-- Start Dataset records --

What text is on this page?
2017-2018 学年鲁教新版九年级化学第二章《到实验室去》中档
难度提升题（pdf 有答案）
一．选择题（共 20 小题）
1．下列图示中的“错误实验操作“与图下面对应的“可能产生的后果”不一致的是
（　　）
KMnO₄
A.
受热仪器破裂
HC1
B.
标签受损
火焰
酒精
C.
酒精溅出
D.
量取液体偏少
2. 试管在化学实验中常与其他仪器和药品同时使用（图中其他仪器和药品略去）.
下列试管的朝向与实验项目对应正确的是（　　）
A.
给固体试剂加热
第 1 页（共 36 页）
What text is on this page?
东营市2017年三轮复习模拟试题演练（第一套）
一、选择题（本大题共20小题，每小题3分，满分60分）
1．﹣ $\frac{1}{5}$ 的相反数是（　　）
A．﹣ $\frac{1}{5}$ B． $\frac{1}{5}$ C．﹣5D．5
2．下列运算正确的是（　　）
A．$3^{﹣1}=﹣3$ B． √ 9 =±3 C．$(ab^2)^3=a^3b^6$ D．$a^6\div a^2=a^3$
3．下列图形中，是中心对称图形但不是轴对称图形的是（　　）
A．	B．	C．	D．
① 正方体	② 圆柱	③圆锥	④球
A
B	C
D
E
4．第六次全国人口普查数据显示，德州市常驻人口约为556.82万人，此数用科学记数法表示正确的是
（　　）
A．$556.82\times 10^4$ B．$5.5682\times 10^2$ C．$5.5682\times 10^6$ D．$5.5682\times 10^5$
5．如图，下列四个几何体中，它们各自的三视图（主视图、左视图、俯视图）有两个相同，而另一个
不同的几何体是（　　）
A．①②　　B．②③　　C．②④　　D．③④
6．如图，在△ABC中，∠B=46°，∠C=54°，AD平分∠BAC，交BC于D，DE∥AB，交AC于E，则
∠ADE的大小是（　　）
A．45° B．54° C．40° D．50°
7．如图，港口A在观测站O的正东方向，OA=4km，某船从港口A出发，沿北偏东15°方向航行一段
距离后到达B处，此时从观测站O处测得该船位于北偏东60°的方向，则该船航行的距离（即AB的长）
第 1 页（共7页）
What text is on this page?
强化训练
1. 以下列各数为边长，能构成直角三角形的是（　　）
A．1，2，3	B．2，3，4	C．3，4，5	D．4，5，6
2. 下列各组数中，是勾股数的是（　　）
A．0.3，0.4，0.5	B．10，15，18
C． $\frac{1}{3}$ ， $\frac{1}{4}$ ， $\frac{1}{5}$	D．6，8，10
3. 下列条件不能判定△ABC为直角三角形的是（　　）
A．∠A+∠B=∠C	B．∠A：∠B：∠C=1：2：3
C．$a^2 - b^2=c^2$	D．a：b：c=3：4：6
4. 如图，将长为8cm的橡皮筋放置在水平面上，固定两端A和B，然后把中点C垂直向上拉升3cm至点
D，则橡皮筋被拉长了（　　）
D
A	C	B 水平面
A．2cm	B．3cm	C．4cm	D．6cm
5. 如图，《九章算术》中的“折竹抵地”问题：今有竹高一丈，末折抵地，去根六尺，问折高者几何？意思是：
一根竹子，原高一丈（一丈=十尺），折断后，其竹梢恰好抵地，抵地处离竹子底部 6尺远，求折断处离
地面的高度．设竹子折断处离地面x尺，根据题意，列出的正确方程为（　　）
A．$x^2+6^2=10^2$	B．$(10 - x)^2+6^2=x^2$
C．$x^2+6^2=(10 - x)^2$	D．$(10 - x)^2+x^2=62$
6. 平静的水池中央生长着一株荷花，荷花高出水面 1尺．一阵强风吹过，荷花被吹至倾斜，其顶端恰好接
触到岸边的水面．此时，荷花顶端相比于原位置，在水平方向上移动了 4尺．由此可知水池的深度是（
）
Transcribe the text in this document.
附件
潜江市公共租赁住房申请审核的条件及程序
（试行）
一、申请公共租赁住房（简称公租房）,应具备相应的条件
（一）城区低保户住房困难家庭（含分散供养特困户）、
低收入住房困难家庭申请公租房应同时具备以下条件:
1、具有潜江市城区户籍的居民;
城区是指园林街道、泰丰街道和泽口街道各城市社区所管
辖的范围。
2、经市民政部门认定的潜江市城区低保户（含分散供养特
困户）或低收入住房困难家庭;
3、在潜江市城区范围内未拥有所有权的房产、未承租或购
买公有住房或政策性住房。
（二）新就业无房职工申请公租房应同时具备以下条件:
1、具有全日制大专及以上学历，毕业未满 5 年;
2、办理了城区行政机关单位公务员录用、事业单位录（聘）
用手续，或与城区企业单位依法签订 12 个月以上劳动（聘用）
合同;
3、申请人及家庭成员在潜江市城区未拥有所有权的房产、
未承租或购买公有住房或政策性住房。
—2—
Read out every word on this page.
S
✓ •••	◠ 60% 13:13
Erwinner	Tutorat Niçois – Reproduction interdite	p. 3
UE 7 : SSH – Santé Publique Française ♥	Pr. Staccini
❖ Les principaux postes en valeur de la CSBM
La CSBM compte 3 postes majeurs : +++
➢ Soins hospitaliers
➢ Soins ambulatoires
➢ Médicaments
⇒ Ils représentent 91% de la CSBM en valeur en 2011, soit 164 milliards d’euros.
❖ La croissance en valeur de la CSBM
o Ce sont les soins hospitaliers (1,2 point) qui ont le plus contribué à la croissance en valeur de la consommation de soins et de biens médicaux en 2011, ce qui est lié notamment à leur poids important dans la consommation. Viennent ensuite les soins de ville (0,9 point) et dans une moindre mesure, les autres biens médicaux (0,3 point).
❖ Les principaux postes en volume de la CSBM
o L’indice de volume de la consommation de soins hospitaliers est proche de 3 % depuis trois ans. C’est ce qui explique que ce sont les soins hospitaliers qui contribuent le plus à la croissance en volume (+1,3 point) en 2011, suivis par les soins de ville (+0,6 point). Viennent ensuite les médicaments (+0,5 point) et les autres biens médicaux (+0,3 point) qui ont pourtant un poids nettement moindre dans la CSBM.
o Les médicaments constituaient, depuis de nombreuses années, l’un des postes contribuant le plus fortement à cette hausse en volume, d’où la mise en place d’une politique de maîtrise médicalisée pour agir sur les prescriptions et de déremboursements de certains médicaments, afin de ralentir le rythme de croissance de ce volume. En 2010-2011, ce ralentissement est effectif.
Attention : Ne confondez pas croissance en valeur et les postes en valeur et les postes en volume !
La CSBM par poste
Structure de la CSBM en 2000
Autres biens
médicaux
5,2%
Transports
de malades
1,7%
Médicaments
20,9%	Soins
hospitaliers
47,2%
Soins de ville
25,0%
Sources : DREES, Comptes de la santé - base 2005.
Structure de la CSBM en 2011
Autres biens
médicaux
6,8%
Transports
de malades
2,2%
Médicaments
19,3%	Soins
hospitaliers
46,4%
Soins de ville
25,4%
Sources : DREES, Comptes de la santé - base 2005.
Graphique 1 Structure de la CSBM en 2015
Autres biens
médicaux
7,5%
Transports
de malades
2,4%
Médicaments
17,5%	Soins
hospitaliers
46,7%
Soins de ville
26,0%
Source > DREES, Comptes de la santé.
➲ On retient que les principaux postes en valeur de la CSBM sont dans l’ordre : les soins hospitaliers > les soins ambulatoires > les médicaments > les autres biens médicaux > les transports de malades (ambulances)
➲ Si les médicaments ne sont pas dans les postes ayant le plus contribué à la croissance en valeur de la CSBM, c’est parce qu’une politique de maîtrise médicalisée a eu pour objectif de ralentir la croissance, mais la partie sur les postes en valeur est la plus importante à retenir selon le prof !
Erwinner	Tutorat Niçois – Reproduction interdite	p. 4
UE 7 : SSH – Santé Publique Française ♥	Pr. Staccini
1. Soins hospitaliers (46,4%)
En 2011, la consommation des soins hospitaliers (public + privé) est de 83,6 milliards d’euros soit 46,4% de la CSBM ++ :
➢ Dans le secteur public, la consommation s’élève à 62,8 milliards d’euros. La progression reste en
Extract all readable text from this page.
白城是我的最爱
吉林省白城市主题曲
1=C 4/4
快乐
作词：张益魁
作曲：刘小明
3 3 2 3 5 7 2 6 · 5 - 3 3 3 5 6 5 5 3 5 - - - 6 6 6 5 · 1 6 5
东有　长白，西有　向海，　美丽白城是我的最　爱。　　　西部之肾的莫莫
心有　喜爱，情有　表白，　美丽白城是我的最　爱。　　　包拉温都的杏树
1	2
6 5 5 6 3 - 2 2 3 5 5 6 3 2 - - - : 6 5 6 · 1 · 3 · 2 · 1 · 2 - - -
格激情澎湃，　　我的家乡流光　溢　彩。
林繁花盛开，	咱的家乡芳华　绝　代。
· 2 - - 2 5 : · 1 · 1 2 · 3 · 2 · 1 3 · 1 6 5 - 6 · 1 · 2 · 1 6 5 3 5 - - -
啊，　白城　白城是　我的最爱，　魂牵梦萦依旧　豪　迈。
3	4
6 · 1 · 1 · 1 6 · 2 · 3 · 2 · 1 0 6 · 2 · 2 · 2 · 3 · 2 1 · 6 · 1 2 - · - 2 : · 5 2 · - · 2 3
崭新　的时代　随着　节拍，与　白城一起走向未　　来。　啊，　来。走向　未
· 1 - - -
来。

-- End Dataset records --

[To be done]:
Note how many lines of the material contain the string "Erwinner". Then report that number by itself.

[Final answer]:
2